#### EXERCISE GOAL:
Output every entry exactly as given.

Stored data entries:
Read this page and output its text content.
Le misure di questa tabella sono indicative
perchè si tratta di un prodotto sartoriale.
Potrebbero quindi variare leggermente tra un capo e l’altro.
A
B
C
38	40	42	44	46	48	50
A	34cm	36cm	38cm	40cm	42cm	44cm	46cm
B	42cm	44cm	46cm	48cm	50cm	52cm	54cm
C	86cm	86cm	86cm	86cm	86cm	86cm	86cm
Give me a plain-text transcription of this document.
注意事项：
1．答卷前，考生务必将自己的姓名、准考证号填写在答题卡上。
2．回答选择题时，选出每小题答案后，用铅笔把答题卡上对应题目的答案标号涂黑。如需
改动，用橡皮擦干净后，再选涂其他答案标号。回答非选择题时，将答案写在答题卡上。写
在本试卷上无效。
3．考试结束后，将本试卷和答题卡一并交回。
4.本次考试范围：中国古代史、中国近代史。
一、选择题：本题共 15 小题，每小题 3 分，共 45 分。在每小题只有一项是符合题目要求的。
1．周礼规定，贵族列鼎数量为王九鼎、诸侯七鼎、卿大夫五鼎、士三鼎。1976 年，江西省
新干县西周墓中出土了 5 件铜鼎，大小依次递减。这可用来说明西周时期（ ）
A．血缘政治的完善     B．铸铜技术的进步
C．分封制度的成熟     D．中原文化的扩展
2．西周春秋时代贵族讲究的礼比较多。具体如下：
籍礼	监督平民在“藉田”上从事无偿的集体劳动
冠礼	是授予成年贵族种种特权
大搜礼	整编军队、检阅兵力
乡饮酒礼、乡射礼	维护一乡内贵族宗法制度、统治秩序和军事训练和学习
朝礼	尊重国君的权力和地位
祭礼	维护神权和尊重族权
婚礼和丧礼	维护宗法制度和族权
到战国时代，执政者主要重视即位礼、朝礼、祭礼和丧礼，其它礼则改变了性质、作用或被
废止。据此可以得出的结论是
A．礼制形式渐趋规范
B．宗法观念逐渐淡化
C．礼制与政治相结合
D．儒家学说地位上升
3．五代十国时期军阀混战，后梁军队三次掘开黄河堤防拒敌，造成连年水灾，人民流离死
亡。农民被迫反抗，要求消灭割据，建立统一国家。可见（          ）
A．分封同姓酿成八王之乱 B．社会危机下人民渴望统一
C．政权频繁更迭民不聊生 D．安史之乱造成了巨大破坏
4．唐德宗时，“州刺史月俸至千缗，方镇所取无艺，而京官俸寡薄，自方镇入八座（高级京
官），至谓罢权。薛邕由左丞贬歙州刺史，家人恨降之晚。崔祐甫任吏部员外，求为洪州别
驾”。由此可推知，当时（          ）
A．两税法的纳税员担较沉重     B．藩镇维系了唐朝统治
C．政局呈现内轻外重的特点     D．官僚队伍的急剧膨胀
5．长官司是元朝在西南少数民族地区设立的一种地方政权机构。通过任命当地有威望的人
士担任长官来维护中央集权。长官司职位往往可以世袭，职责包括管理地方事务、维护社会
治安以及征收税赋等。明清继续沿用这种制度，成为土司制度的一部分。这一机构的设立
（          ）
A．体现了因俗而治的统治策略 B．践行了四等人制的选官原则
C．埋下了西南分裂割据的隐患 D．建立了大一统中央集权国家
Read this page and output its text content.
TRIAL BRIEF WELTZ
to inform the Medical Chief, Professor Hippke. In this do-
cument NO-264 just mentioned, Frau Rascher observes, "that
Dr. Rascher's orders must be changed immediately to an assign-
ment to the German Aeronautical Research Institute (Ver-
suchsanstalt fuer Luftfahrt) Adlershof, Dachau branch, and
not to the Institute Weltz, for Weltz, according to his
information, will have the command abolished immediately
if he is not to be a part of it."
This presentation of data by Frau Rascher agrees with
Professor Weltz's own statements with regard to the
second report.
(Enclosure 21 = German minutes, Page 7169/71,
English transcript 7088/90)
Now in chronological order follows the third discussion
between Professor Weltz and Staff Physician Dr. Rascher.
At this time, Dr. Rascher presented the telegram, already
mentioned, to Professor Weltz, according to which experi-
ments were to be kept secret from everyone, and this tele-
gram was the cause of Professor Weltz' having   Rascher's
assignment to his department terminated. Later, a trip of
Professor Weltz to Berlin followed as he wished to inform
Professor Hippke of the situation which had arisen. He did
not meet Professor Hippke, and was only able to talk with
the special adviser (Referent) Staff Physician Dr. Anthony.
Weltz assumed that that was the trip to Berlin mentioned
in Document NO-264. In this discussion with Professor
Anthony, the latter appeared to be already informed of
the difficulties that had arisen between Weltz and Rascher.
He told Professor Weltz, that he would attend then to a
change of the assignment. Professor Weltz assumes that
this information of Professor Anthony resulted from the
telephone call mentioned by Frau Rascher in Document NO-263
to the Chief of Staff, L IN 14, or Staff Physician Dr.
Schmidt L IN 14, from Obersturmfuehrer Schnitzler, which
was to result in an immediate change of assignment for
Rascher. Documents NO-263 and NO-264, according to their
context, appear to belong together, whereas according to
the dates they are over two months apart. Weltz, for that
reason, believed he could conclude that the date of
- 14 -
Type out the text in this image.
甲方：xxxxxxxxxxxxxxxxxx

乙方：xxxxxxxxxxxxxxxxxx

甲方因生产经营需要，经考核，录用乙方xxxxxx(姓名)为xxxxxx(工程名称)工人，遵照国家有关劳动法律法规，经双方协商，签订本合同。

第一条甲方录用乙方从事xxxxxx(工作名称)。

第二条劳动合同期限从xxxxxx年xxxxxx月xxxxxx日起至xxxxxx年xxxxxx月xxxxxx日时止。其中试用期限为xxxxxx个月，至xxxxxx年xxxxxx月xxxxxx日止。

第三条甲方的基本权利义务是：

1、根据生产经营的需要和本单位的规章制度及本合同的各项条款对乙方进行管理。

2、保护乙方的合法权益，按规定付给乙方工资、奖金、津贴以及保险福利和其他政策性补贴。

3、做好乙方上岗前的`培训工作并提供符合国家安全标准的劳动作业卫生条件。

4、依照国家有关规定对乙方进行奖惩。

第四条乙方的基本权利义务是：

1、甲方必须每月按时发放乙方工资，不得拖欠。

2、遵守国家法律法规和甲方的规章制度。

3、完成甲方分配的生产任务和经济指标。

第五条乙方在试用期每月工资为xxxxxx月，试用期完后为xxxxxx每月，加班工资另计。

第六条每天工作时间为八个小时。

#### COMPLETED EXERCISE:
Read this page and output its text content.
Le misure di questa tabella sono indicative
perchè si tratta di un prodotto sartoriale.
Potrebbero quindi variare leggermente tra un capo e l’altro.
A
B
C
38	40	42	44	46	48	50
A	34cm	36cm	38cm	40cm	42cm	44cm	46cm
B	42cm	44cm	46cm	48cm	50cm	52cm	54cm
C	86cm	86cm	86cm	86cm	86cm	86cm	86cm
Give me a plain-text transcription of this document.
注意事项：
1．答卷前，考生务必将自己的姓名、准考证号填写在答题卡上。
2．回答选择题时，选出每小题答案后，用铅笔把答题卡上对应题目的答案标号涂黑。如需
改动，用橡皮擦干净后，再选涂其他答案标号。回答非选择题时，将答案写在答题卡上。写
在本试卷上无效。
3．考试结束后，将本试卷和答题卡一并交回。
4.本次考试范围：中国古代史、中国近代史。
一、选择题：本题共 15 小题，每小题 3 分，共 45 分。在每小题只有一项是符合题目要求的。
1．周礼规定，贵族列鼎数量为王九鼎、诸侯七鼎、卿大夫五鼎、士三鼎。1976 年，江西省
新干县西周墓中出土了 5 件铜鼎，大小依次递减。这可用来说明西周时期（ ）
A．血缘政治的完善     B．铸铜技术的进步
C．分封制度的成熟     D．中原文化的扩展
2．西周春秋时代贵族讲究的礼比较多。具体如下：
籍礼	监督平民在“藉田”上从事无偿的集体劳动
冠礼	是授予成年贵族种种特权
大搜礼	整编军队、检阅兵力
乡饮酒礼、乡射礼	维护一乡内贵族宗法制度、统治秩序和军事训练和学习
朝礼	尊重国君的权力和地位
祭礼	维护神权和尊重族权
婚礼和丧礼	维护宗法制度和族权
到战国时代，执政者主要重视即位礼、朝礼、祭礼和丧礼，其它礼则改变了性质、作用或被
废止。据此可以得出的结论是
A．礼制形式渐趋规范
B．宗法观念逐渐淡化
C．礼制与政治相结合
D．儒家学说地位上升
3．五代十国时期军阀混战，后梁军队三次掘开黄河堤防拒敌，造成连年水灾，人民流离死
亡。农民被迫反抗，要求消灭割据，建立统一国家。可见（          ）
A．分封同姓酿成八王之乱 B．社会危机下人民渴望统一
C．政权频繁更迭民不聊生 D．安史之乱造成了巨大破坏
4．唐德宗时，“州刺史月俸至千缗，方镇所取无艺，而京官俸寡薄，自方镇入八座（高级京
官），至谓罢权。薛邕由左丞贬歙州刺史，家人恨降之晚。崔祐甫任吏部员外，求为洪州别
驾”。由此可推知，当时（          ）
A．两税法的纳税员担较沉重     B．藩镇维系了唐朝统治
C．政局呈现内轻外重的特点     D．官僚队伍的急剧膨胀
5．长官司是元朝在西南少数民族地区设立的一种地方政权机构。通过任命当地有威望的人
士担任长官来维护中央集权。长官司职位往往可以世袭，职责包括管理地方事务、维护社会
治安以及征收税赋等。明清继续沿用这种制度，成为土司制度的一部分。这一机构的设立
（          ）
A．体现了因俗而治的统治策略 B．践行了四等人制的选官原则
C．埋下了西南分裂割据的隐患 D．建立了大一统中央集权国家
Read this page and output its text content.
TRIAL BRIEF WELTZ
to inform the Medical Chief, Professor Hippke. In this do-
cument NO-264 just mentioned, Frau Rascher observes, "that
Dr. Rascher's orders must be changed immediately to an assign-
ment to the German Aeronautical Research Institute (Ver-
suchsanstalt fuer Luftfahrt) Adlershof, Dachau branch, and
not to the Institute Weltz, for Weltz, according to his
information, will have the command abolished immediately
if he is not to be a part of it."
This presentation of data by Frau Rascher agrees with
Professor Weltz's own statements with regard to the
second report.
(Enclosure 21 = German minutes, Page 7169/71,
English transcript 7088/90)
Now in chronological order follows the third discussion
between Professor Weltz and Staff Physician Dr. Rascher.
At this time, Dr. Rascher presented the telegram, already
mentioned, to Professor Weltz, according to which experi-
ments were to be kept secret from everyone, and this tele-
gram was the cause of Professor Weltz' having   Rascher's
assignment to his department terminated. Later, a trip of
Professor Weltz to Berlin followed as he wished to inform
Professor Hippke of the situation which had arisen. He did
not meet Professor Hippke, and was only able to talk with
the special adviser (Referent) Staff Physician Dr. Anthony.
Weltz assumed that that was the trip to Berlin mentioned
in Document NO-264. In this discussion with Professor
Anthony, the latter appeared to be already informed of
the difficulties that had arisen between Weltz and Rascher.
He told Professor Weltz, that he would attend then to a
change of the assignment. Professor Weltz assumes that
this information of Professor Anthony resulted from the
telephone call mentioned by Frau Rascher in Document NO-263
to the Chief of Staff, L IN 14, or Staff Physician Dr.
Schmidt L IN 14, from Obersturmfuehrer Schnitzler, which
was to result in an immediate change of assignment for
Rascher. Documents NO-263 and NO-264, according to their
context, appear to belong together, whereas according to
the dates they are over two months apart. Weltz, for that
reason, believed he could conclude that the date of
- 14 -
Type out the text in this image.
甲方：xxxxxxxxxxxxxxxxxx

乙方：xxxxxxxxxxxxxxxxxx

甲方因生产经营需要，经考核，录用乙方xxxxxx(姓名)为xxxxxx(工程名称)工人，遵照国家有关劳动法律法规，经双方协商，签订本合同。

第一条甲方录用乙方从事xxxxxx(工作名称)。

第二条劳动合同期限从xxxxxx年xxxxxx月xxxxxx日起至xxxxxx年xxxxxx月xxxxxx日时止。其中试用期限为xxxxxx个月，至xxxxxx年xxxxxx月xxxxxx日止。

第三条甲方的基本权利义务是：

1、根据生产经营的需要和本单位的规章制度及本合同的各项条款对乙方进行管理。

2、保护乙方的合法权益，按规定付给乙方工资、奖金、津贴以及保险福利和其他政策性补贴。

3、做好乙方上岗前的`培训工作并提供符合国家安全标准的劳动作业卫生条件。

4、依照国家有关规定对乙方进行奖惩。

第四条乙方的基本权利义务是：

1、甲方必须每月按时发放乙方工资，不得拖欠。

2、遵守国家法律法规和甲方的规章制度。

3、完成甲方分配的生产任务和经济指标。

第五条乙方在试用期每月工资为xxxxxx月，试用期完后为xxxxxx每月，加班工资另计。

第六条每天工作时间为八个小时。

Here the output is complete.